Dataset items:
— BEGIN —
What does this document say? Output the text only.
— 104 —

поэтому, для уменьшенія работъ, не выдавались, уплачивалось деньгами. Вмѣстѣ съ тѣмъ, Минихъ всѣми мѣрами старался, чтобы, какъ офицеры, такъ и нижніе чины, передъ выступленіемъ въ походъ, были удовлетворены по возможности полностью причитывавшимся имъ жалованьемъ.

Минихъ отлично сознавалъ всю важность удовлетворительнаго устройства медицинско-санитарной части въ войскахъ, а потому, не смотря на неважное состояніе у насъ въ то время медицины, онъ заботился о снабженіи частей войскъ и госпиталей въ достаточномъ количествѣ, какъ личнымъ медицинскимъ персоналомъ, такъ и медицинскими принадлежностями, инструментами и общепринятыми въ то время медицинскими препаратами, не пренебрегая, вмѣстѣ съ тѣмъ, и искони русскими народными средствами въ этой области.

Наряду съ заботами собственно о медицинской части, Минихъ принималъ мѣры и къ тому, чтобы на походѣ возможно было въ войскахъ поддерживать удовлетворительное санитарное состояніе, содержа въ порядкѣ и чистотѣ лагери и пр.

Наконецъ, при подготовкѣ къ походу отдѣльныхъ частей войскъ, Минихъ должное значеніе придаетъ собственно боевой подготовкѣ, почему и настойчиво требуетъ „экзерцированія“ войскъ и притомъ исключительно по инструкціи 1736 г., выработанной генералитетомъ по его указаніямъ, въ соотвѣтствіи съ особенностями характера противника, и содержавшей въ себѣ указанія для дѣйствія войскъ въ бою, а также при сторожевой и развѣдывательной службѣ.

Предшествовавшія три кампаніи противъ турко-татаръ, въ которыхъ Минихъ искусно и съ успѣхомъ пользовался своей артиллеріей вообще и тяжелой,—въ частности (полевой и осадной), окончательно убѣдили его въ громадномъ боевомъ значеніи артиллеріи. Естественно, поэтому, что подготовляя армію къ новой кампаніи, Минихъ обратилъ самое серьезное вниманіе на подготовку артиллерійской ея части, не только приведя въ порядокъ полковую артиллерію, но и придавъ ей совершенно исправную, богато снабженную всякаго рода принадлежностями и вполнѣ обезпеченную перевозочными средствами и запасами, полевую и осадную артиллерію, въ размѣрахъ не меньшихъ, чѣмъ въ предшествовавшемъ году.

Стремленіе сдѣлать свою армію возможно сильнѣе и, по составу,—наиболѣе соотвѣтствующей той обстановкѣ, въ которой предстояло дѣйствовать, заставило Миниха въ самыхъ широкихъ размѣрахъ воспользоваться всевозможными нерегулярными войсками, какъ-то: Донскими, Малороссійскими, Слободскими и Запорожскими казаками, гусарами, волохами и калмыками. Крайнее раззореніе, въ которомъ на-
— END —
- EXERCISE PROMPT
Give an exact copy of all the data shown above.

- EXPECTED ANSWER
What does this document say? Output the text only.
— 104 —

поэтому, для уменьшенія работъ, не выдавались, уплачивалось деньгами. Вмѣстѣ съ тѣмъ, Минихъ всѣми мѣрами старался, чтобы, какъ офицеры, такъ и нижніе чины, передъ выступленіемъ въ походъ, были удовлетворены по возможности полностью причитывавшимся имъ жалованьемъ.

Минихъ отлично сознавалъ всю важность удовлетворительнаго устройства медицинско-санитарной части въ войскахъ, а потому, не смотря на неважное состояніе у насъ въ то время медицины, онъ заботился о снабженіи частей войскъ и госпиталей въ достаточномъ количествѣ, какъ личнымъ медицинскимъ персоналомъ, такъ и медицинскими принадлежностями, инструментами и общепринятыми въ то время медицинскими препаратами, не пренебрегая, вмѣстѣ съ тѣмъ, и искони русскими народными средствами въ этой области.

Наряду съ заботами собственно о медицинской части, Минихъ принималъ мѣры и къ тому, чтобы на походѣ возможно было въ войскахъ поддерживать удовлетворительное санитарное состояніе, содержа въ порядкѣ и чистотѣ лагери и пр.

Наконецъ, при подготовкѣ къ походу отдѣльныхъ частей войскъ, Минихъ должное значеніе придаетъ собственно боевой подготовкѣ, почему и настойчиво требуетъ „экзерцированія“ войскъ и притомъ исключительно по инструкціи 1736 г., выработанной генералитетомъ по его указаніямъ, въ соотвѣтствіи съ особенностями характера противника, и содержавшей въ себѣ указанія для дѣйствія войскъ въ бою, а также при сторожевой и развѣдывательной службѣ.

Предшествовавшія три кампаніи противъ турко-татаръ, въ которыхъ Минихъ искусно и съ успѣхомъ пользовался своей артиллеріей вообще и тяжелой,—въ частности (полевой и осадной), окончательно убѣдили его въ громадномъ боевомъ значеніи артиллеріи. Естественно, поэтому, что подготовляя армію къ новой кампаніи, Минихъ обратилъ самое серьезное вниманіе на подготовку артиллерійской ея части, не только приведя въ порядокъ полковую артиллерію, но и придавъ ей совершенно исправную, богато снабженную всякаго рода принадлежностями и вполнѣ обезпеченную перевозочными средствами и запасами, полевую и осадную артиллерію, въ размѣрахъ не меньшихъ, чѣмъ въ предшествовавшемъ году.

Стремленіе сдѣлать свою армію возможно сильнѣе и, по составу,—наиболѣе соотвѣтствующей той обстановкѣ, въ которой предстояло дѣйствовать, заставило Миниха въ самыхъ широкихъ размѣрахъ воспользоваться всевозможными нерегулярными войсками, какъ-то: Донскими, Малороссійскими, Слободскими и Запорожскими казаками, гусарами, волохами и калмыками. Крайнее раззореніе, въ которомъ на-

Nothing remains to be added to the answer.